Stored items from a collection
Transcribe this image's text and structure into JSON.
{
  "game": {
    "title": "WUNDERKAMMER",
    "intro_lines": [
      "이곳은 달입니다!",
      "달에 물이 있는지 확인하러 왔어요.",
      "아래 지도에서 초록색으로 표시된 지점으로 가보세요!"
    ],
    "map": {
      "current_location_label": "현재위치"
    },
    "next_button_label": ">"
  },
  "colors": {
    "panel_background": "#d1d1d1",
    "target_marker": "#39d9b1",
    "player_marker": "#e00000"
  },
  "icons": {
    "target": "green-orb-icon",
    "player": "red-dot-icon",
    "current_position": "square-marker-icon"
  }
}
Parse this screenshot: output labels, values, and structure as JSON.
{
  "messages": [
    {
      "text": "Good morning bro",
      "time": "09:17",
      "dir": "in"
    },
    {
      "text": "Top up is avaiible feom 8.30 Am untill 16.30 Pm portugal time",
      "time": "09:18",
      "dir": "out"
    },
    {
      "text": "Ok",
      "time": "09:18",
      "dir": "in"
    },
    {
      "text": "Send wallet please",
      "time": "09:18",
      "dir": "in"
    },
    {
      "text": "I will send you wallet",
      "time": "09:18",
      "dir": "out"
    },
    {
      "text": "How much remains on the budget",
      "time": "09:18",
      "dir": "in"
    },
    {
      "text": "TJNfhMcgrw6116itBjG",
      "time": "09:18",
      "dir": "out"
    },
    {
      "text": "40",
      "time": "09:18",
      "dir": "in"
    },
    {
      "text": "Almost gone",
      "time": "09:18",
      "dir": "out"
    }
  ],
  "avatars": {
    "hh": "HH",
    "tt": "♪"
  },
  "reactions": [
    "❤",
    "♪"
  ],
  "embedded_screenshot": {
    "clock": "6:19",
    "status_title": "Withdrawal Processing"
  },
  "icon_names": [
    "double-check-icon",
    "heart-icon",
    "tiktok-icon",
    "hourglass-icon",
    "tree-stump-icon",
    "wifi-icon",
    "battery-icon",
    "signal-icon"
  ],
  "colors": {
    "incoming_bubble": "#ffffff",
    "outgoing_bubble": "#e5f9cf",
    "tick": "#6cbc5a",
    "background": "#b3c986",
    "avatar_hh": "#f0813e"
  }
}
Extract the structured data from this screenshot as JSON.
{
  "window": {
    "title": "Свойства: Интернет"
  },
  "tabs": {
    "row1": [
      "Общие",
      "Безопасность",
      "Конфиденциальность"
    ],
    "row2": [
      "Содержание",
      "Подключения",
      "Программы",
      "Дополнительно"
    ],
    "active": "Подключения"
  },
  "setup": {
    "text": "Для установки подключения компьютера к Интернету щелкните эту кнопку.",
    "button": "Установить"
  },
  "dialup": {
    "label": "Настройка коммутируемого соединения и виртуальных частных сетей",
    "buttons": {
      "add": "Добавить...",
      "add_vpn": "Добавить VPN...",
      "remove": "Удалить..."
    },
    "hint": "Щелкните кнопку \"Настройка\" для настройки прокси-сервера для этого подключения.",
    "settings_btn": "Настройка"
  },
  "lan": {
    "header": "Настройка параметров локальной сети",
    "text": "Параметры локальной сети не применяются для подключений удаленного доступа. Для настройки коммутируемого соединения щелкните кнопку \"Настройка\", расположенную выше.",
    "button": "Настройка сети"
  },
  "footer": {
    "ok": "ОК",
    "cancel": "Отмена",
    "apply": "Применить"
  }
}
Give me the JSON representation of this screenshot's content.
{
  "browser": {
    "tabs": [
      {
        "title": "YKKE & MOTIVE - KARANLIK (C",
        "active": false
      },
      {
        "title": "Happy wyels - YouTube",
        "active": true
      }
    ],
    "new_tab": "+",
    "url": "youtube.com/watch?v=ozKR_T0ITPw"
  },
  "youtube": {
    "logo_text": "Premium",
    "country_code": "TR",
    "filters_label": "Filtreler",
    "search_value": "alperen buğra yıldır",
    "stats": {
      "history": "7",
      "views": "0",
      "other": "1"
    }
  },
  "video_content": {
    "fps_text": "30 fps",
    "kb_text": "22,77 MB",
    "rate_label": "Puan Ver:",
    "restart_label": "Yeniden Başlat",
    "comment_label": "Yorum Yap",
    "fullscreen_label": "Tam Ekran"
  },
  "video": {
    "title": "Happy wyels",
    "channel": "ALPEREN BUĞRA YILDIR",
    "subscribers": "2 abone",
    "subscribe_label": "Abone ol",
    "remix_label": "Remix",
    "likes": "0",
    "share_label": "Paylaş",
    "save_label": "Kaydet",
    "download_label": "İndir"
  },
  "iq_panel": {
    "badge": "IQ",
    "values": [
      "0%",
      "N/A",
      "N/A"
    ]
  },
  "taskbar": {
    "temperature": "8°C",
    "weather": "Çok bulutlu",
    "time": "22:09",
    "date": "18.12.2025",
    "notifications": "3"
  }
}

**Exercise objective**. Across the records, how many lines contain "active"? Only the number should be given.

**Written reply**. 3